Gather all lines in the entries below that include the word "upper".

(Extracts from a graphics dataset)
# # # #
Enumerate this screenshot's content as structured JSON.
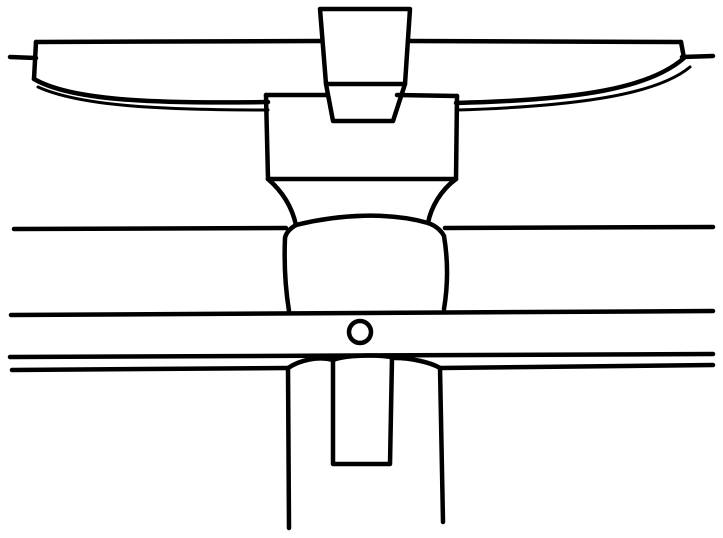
{
  "drawing": {
    "background_color": "#ffffff",
    "line_color": "#000000",
    "parts": [
      "top-cap-block",
      "curved-top-beam",
      "upper-bracket-block",
      "bracket-neck",
      "middle-cushion-block",
      "upper-horizontal-beam",
      "lower-horizontal-beam",
      "peg-hole",
      "column-post",
      "inner-tenon"
    ]
  }
}
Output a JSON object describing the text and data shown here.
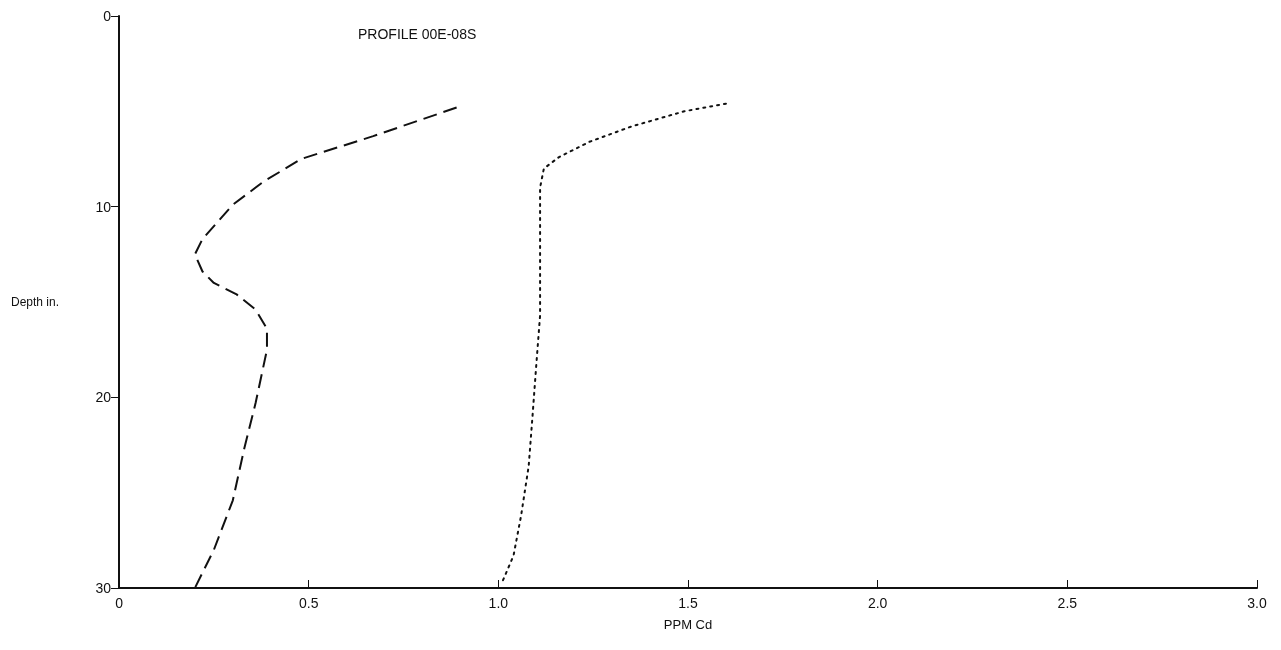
{
  "chart_data": {
    "type": "line",
    "title": "PROFILE 00E-08S",
    "xlabel": "PPM Cd",
    "ylabel": "Depth in.",
    "xlim": [
      0,
      3.0
    ],
    "xticks": [
      0,
      0.5,
      {
        "value": 1,
        "label": "1.0"
      },
      1.5,
      {
        "value": 2,
        "label": "2.0"
      },
      2.5,
      {
        "value": 3,
        "label": "3.0"
      }
    ],
    "ylim": [
      30,
      0
    ],
    "yticks": [
      0,
      10,
      20,
      30
    ],
    "grid": false,
    "marker": "none",
    "series": [
      {
        "color": "#111111",
        "line_style": "dashed",
        "x": [
          0.89,
          0.67,
          0.48,
          0.38,
          0.3,
          0.22,
          0.2,
          0.22,
          0.25,
          0.31,
          0.36,
          0.39,
          0.39,
          0.36,
          0.33,
          0.3,
          0.25,
          0.22,
          0.2
        ],
        "values": [
          4.8,
          6.3,
          7.5,
          8.7,
          9.9,
          11.7,
          12.5,
          13.4,
          14.0,
          14.6,
          15.4,
          16.4,
          17.5,
          20.3,
          22.7,
          25.4,
          28.0,
          29.2,
          30
        ]
      },
      {
        "color": "#111111",
        "line_style": "dotted",
        "x": [
          1.6,
          1.49,
          1.35,
          1.24,
          1.16,
          1.12,
          1.11,
          1.11,
          1.11,
          1.1,
          1.09,
          1.08,
          1.06,
          1.04,
          1.01
        ],
        "values": [
          4.6,
          5.0,
          5.8,
          6.6,
          7.4,
          8.0,
          9.0,
          11.3,
          15.7,
          18.3,
          21.0,
          23.6,
          26.2,
          28.3,
          29.7
        ]
      }
    ]
  }
}
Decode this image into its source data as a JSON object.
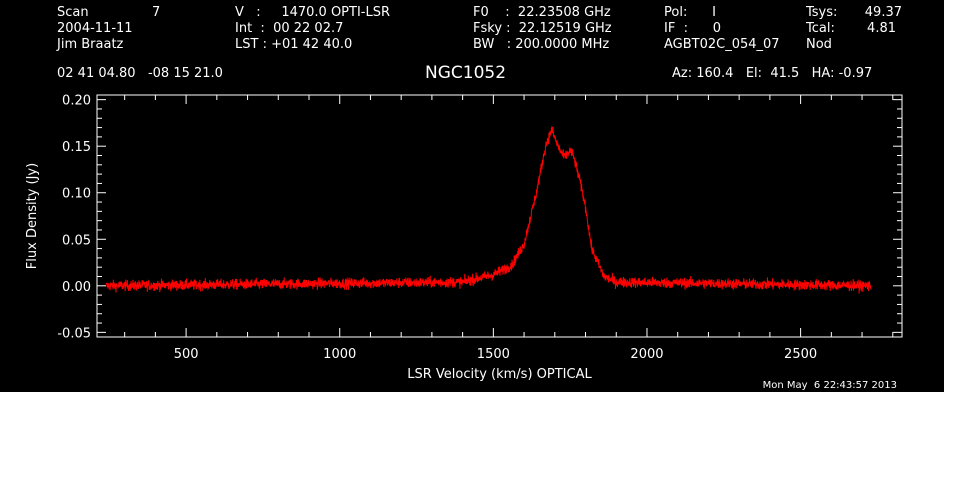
# # # #
**Result**
      "upper-bracket-block",
      "upper-horizontal-beam",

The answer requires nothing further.